(Layout dataset entries)
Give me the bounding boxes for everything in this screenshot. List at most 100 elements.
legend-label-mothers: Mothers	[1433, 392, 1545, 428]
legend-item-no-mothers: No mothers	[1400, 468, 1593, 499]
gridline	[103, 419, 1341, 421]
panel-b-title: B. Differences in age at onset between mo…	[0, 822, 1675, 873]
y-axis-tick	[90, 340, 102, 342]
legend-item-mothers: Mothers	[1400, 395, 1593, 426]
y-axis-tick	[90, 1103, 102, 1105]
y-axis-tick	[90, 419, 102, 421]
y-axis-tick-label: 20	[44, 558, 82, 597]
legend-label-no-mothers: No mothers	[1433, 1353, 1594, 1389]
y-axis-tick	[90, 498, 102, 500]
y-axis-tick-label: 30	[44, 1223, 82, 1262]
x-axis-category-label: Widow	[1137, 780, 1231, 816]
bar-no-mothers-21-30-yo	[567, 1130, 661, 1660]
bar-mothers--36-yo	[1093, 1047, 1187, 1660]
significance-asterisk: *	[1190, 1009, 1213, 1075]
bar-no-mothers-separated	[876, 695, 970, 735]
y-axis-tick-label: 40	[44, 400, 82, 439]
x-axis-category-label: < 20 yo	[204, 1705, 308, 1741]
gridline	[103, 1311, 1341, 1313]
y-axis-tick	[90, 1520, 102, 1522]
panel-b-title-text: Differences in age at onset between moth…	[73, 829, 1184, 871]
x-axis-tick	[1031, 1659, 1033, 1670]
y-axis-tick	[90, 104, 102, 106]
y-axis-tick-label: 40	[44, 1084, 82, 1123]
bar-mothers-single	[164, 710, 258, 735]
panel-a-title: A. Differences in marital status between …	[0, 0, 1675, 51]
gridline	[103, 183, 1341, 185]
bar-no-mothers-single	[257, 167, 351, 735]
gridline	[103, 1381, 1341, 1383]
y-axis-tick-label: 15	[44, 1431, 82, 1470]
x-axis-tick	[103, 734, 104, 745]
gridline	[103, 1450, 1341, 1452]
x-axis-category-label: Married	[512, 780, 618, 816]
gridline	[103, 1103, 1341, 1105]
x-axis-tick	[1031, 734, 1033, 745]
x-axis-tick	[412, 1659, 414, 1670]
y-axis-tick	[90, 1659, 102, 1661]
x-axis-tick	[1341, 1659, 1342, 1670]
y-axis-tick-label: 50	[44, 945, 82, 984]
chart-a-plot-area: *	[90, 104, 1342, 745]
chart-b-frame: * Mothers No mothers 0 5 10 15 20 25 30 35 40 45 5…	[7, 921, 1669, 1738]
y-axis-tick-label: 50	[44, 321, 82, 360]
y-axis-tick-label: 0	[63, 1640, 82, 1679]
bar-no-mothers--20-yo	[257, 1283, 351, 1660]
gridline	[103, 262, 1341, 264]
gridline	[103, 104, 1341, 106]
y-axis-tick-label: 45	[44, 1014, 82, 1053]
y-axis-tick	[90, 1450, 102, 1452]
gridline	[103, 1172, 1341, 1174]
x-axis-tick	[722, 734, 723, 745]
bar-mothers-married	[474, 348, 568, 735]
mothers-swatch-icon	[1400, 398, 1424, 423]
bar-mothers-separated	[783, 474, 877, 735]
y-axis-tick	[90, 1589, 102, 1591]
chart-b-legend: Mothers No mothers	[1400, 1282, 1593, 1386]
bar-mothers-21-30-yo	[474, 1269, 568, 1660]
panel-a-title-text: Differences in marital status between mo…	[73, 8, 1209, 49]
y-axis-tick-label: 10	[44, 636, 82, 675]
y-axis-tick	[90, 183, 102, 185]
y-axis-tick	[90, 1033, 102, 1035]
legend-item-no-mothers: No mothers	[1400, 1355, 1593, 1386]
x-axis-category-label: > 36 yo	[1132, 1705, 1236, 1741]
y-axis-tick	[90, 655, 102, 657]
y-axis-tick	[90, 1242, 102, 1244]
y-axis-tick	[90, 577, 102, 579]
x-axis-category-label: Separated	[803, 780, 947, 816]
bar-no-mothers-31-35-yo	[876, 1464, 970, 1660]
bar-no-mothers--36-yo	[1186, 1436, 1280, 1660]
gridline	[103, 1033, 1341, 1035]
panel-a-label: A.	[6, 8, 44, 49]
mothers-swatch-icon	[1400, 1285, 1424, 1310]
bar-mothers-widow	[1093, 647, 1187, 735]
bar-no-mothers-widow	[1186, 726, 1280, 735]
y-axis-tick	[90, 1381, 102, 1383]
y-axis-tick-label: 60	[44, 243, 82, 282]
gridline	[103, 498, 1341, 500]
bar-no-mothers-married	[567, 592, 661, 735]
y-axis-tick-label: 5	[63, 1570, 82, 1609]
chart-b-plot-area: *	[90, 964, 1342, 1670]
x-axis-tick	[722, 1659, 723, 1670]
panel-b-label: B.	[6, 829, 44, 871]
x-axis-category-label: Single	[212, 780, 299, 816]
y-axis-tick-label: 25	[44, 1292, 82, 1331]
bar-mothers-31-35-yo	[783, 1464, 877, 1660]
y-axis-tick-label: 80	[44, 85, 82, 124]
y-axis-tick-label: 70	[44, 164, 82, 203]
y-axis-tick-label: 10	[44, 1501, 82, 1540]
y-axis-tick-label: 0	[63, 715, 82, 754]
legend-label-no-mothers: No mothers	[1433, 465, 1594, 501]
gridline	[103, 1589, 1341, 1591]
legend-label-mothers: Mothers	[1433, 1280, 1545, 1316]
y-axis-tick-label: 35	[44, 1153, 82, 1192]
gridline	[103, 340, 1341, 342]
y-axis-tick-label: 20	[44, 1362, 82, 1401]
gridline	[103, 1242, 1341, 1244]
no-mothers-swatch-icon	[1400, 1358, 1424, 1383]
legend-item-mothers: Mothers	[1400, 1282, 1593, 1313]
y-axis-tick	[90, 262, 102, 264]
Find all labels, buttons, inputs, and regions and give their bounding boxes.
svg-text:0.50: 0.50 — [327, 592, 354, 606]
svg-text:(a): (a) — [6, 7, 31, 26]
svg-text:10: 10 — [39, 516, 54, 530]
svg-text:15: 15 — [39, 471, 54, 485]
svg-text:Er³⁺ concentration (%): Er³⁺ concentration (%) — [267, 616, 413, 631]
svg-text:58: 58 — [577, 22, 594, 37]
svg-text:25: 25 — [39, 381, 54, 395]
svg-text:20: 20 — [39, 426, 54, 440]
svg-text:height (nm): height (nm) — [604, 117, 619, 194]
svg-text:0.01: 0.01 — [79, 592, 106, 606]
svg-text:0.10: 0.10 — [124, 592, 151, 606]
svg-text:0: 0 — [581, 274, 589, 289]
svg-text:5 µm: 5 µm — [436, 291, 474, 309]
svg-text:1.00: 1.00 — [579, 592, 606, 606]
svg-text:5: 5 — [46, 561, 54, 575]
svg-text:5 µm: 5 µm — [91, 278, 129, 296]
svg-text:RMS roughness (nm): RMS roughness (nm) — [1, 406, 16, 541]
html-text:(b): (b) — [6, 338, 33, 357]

• _Your task_
Rewrite every line of the records above as a Markdown table with the columns Row and Line. Put the row number under Row and the line under Line, and leave out blank lines.

• _Output_
| Row | Line |
|---|---|
| 1 | Give me the bounding boxes for everything in this screenshot. List at most 100 elements. |
| 2 | legend-label-mothers: Mothers	[1433, 392, 1545, 428] |
| 3 | legend-item-no-mothers: No mothers	[1400, 468, 1593, 499] |
| 4 | gridline	[103, 419, 1341, 421] |
| 5 | panel-b-title: B. Differences in age at onset between mo…	[0, 822, 1675, 873] |
| 6 | y-axis-tick	[90, 340, 102, 342] |
| 7 | legend-item-mothers: Mothers	[1400, 395, 1593, 426] |
| 8 | y-axis-tick	[90, 1103, 102, 1105] |
| 9 | y-axis-tick	[90, 419, 102, 421] |
| 10 | y-axis-tick-label: 20	[44, 558, 82, 597] |
| 11 | legend-label-no-mothers: No mothers	[1433, 1353, 1594, 1389] |
| 12 | y-axis-tick	[90, 498, 102, 500] |
| 13 | y-axis-tick-label: 30	[44, 1223, 82, 1262] |
| 14 | x-axis-category-label: Widow	[1137, 780, 1231, 816] |
| 15 | bar-no-mothers-21-30-yo	[567, 1130, 661, 1660] |
| 16 | bar-mothers--36-yo	[1093, 1047, 1187, 1660] |
| 17 | significance-asterisk: *	[1190, 1009, 1213, 1075] |
| 18 | bar-no-mothers-separated	[876, 695, 970, 735] |
| 19 | y-axis-tick-label: 40	[44, 400, 82, 439] |
| 20 | x-axis-category-label: < 20 yo	[204, 1705, 308, 1741] |
| 21 | gridline	[103, 1311, 1341, 1313] |
| 22 | y-axis-tick	[90, 1520, 102, 1522] |
| 23 | panel-b-title-text: Differences in age at onset between moth…	[73, 829, 1184, 871] |
| 24 | x-axis-tick	[1031, 1659, 1033, 1670] |
| 25 | y-axis-tick	[90, 104, 102, 106] |
| 26 | y-axis-tick-label: 40	[44, 1084, 82, 1123] |
| 27 | bar-mothers-single	[164, 710, 258, 735] |
| 28 | panel-a-title: A. Differences in marital status between …	[0, 0, 1675, 51] |
| 29 | gridline	[103, 183, 1341, 185] |
| 30 | bar-no-mothers-single	[257, 167, 351, 735] |
| 31 | gridline	[103, 1381, 1341, 1383] |
| 32 | y-axis-tick-label: 15	[44, 1431, 82, 1470] |
| 33 | x-axis-tick	[103, 734, 104, 745] |
| 34 | gridline	[103, 1450, 1341, 1452] |
| 35 | x-axis-category-label: Married	[512, 780, 618, 816] |
| 36 | gridline	[103, 1103, 1341, 1105] |
| 37 | x-axis-tick	[1031, 734, 1033, 745] |
| 38 | x-axis-tick	[412, 1659, 414, 1670] |
| 39 | y-axis-tick	[90, 1659, 102, 1661] |
| 40 | x-axis-tick	[1341, 1659, 1342, 1670] |
| 41 | y-axis-tick-label: 50	[44, 945, 82, 984] |
| 42 | chart-a-plot-area: *	[90, 104, 1342, 745] |
| 43 | chart-b-frame: * Mothers No mothers 0 5 10 15 20 25 30 35 40 45 5…	[7, 921, 1669, 1738] |
| 44 | y-axis-tick-label: 50	[44, 321, 82, 360] |
| 45 | y-axis-tick-label: 0	[63, 1640, 82, 1679] |
| 46 | bar-no-mothers--20-yo	[257, 1283, 351, 1660] |
| 47 | gridline	[103, 262, 1341, 264] |
| 48 | gridline	[103, 104, 1341, 106] |
| 49 | y-axis-tick-label: 45	[44, 1014, 82, 1053] |
| 50 | y-axis-tick	[90, 1450, 102, 1452] |
| 51 | gridline	[103, 1172, 1341, 1174] |
| 52 | x-axis-tick	[722, 734, 723, 745] |
| 53 | bar-mothers-married	[474, 348, 568, 735] |
| 54 | mothers-swatch-icon	[1400, 398, 1424, 423] |
| 55 | bar-mothers-separated	[783, 474, 877, 735] |
| 56 | y-axis-tick	[90, 1589, 102, 1591] |
| 57 | chart-b-legend: Mothers No mothers	[1400, 1282, 1593, 1386] |
| 58 | bar-mothers-21-30-yo	[474, 1269, 568, 1660] |
| 59 | panel-a-title-text: Differences in marital status between mo…	[73, 8, 1209, 49] |
| 60 | y-axis-tick-label: 10	[44, 636, 82, 675] |
| 61 | y-axis-tick	[90, 183, 102, 185] |
| 62 | y-axis-tick	[90, 1033, 102, 1035] |
| 63 | legend-item-no-mothers: No mothers	[1400, 1355, 1593, 1386] |
| 64 | x-axis-category-label: > 36 yo	[1132, 1705, 1236, 1741] |
| 65 | y-axis-tick	[90, 655, 102, 657] |
| 66 | y-axis-tick	[90, 1242, 102, 1244] |
| 67 | y-axis-tick	[90, 577, 102, 579] |
| 68 | x-axis-category-label: Separated	[803, 780, 947, 816] |
| 69 | bar-no-mothers-31-35-yo	[876, 1464, 970, 1660] |
| 70 | bar-no-mothers--36-yo	[1186, 1436, 1280, 1660] |
| 71 | gridline	[103, 1033, 1341, 1035] |
| 72 | panel-a-label: A.	[6, 8, 44, 49] |
| 73 | mothers-swatch-icon	[1400, 1285, 1424, 1310] |
| 74 | bar-mothers-widow	[1093, 647, 1187, 735] |
| 75 | bar-no-mothers-widow	[1186, 726, 1280, 735] |
| 76 | y-axis-tick	[90, 1381, 102, 1383] |
| 77 | y-axis-tick-label: 60	[44, 243, 82, 282] |
| 78 | gridline	[103, 498, 1341, 500] |
| 79 | bar-no-mothers-married	[567, 592, 661, 735] |
| 80 | y-axis-tick-label: 5	[63, 1570, 82, 1609] |
| 81 | chart-b-plot-area: *	[90, 964, 1342, 1670] |
| 82 | x-axis-tick	[722, 1659, 723, 1670] |
| 83 | panel-b-label: B.	[6, 829, 44, 871] |
| 84 | x-axis-category-label: Single	[212, 780, 299, 816] |
| 85 | y-axis-tick-label: 25	[44, 1292, 82, 1331] |
| 86 | bar-mothers-31-35-yo	[783, 1464, 877, 1660] |
| 87 | y-axis-tick-label: 80	[44, 85, 82, 124] |
| 88 | y-axis-tick-label: 70	[44, 164, 82, 203] |
| 89 | y-axis-tick-label: 10	[44, 1501, 82, 1540] |
| 90 | y-axis-tick-label: 0	[63, 715, 82, 754] |
| 91 | legend-label-no-mothers: No mothers	[1433, 465, 1594, 501] |
| 92 | gridline	[103, 1589, 1341, 1591] |
| 93 | legend-label-mothers: Mothers	[1433, 1280, 1545, 1316] |
| 94 | y-axis-tick-label: 35	[44, 1153, 82, 1192] |
| 95 | gridline	[103, 340, 1341, 342] |
| 96 | y-axis-tick-label: 20	[44, 1362, 82, 1401] |
| 97 | gridline	[103, 1242, 1341, 1244] |
| 98 | no-mothers-swatch-icon	[1400, 1358, 1424, 1383] |
| 99 | legend-item-mothers: Mothers	[1400, 1282, 1593, 1313] |
| 100 | y-axis-tick	[90, 262, 102, 264] |
| 101 | Find all labels, buttons, inputs, and regions and give their bounding boxes. |
| 102 | svg-text:0.50: 0.50 — [327, 592, 354, 606] |
| 103 | svg-text:(a): (a) — [6, 7, 31, 26] |
| 104 | svg-text:10: 10 — [39, 516, 54, 530] |
| 105 | svg-text:15: 15 — [39, 471, 54, 485] |
| 106 | svg-text:Er³⁺ concentration (%): Er³⁺ concentration (%) — [267, 616, 413, 631] |
| 107 | svg-text:58: 58 — [577, 22, 594, 37] |
| 108 | svg-text:25: 25 — [39, 381, 54, 395] |
| 109 | svg-text:20: 20 — [39, 426, 54, 440] |
| 110 | svg-text:height (nm): height (nm) — [604, 117, 619, 194] |
| 111 | svg-text:0.01: 0.01 — [79, 592, 106, 606] |
| 112 | svg-text:0.10: 0.10 — [124, 592, 151, 606] |
| 113 | svg-text:0: 0 — [581, 274, 589, 289] |
| 114 | svg-text:5 µm: 5 µm — [436, 291, 474, 309] |
| 115 | svg-text:1.00: 1.00 — [579, 592, 606, 606] |
| 116 | svg-text:5: 5 — [46, 561, 54, 575] |
| 117 | svg-text:5 µm: 5 µm — [91, 278, 129, 296] |
| 118 | svg-text:RMS roughness (nm): RMS roughness (nm) — [1, 406, 16, 541] |
| 119 | html-text:(b): (b) — [6, 338, 33, 357] |